Extracts from a graphics dataset
'''

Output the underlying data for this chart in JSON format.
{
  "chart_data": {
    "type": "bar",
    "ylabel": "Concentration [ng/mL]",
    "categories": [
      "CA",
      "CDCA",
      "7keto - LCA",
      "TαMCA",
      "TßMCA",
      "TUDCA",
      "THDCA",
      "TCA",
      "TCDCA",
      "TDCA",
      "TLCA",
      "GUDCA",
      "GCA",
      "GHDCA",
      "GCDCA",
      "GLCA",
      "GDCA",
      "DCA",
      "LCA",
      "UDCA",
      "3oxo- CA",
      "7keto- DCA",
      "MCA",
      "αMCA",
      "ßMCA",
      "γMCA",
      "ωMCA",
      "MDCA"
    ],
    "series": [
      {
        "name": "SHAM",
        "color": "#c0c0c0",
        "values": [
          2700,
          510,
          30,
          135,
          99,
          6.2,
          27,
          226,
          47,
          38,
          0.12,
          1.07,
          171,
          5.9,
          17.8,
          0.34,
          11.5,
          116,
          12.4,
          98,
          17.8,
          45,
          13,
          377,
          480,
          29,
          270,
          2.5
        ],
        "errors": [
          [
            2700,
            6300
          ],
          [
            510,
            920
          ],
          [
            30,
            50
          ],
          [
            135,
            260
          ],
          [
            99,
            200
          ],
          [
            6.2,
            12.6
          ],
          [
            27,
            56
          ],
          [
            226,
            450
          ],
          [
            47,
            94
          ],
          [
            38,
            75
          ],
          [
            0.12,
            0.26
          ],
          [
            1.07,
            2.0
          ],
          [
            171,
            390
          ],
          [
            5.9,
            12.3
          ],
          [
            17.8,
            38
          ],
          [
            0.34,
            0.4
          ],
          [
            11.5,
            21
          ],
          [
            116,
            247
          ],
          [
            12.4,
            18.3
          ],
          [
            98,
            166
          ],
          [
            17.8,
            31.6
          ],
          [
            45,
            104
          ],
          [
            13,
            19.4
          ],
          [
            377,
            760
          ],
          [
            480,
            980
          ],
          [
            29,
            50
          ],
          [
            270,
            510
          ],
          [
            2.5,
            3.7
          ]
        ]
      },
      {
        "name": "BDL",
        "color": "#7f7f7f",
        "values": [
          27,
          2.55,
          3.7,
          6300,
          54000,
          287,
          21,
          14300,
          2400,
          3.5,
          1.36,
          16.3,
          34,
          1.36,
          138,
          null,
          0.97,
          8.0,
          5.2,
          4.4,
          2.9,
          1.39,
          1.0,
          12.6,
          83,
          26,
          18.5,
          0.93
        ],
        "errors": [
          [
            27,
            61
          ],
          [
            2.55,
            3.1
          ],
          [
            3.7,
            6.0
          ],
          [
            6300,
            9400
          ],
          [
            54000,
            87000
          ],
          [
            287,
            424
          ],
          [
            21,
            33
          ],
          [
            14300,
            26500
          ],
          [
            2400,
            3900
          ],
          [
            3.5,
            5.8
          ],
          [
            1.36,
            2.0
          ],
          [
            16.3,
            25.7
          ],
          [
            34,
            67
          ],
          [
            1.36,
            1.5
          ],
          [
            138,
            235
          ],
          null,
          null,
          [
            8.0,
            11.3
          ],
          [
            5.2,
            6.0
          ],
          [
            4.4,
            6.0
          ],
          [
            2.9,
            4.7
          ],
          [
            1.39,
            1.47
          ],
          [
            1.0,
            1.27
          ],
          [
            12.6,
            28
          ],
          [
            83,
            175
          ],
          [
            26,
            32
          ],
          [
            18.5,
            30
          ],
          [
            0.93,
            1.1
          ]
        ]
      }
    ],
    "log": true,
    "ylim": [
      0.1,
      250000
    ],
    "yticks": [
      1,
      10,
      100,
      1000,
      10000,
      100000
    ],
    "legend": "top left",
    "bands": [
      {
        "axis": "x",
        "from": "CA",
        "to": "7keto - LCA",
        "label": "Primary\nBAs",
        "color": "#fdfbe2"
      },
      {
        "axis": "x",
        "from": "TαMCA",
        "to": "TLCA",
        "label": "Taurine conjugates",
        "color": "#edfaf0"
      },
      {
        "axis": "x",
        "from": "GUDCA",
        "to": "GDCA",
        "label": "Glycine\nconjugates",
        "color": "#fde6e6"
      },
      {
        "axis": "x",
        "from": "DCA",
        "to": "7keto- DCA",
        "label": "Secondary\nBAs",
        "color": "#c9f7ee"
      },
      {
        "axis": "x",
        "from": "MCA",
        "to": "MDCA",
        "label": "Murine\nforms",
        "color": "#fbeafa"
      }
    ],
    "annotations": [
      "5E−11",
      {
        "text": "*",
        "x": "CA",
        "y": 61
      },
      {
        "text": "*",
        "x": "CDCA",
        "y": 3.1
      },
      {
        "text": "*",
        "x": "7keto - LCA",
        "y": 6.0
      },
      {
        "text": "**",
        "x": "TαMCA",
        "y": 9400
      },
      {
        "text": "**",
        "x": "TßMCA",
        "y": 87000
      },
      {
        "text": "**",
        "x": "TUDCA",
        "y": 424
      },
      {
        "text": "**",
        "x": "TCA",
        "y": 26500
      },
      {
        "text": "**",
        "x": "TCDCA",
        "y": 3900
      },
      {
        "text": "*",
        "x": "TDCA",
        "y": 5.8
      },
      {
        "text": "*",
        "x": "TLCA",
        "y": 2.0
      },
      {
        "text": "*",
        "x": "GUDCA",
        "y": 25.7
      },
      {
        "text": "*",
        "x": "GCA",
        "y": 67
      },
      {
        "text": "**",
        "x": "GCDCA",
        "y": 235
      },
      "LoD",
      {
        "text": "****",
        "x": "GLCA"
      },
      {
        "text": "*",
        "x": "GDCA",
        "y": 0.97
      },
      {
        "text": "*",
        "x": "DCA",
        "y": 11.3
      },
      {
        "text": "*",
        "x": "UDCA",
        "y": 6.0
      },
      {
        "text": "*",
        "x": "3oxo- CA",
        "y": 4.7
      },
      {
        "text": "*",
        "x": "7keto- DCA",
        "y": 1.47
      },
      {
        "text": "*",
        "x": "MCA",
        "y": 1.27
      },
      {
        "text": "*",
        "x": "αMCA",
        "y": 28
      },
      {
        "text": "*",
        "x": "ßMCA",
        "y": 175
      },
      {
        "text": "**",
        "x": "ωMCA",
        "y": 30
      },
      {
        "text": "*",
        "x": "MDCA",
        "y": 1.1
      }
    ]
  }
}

'''

Required work —
Which lines hold the word "nBAs"? Copy each of them from the records.

Answer to the problem —
        "label": "Primary\nBAs",
        "label": "Secondary\nBAs",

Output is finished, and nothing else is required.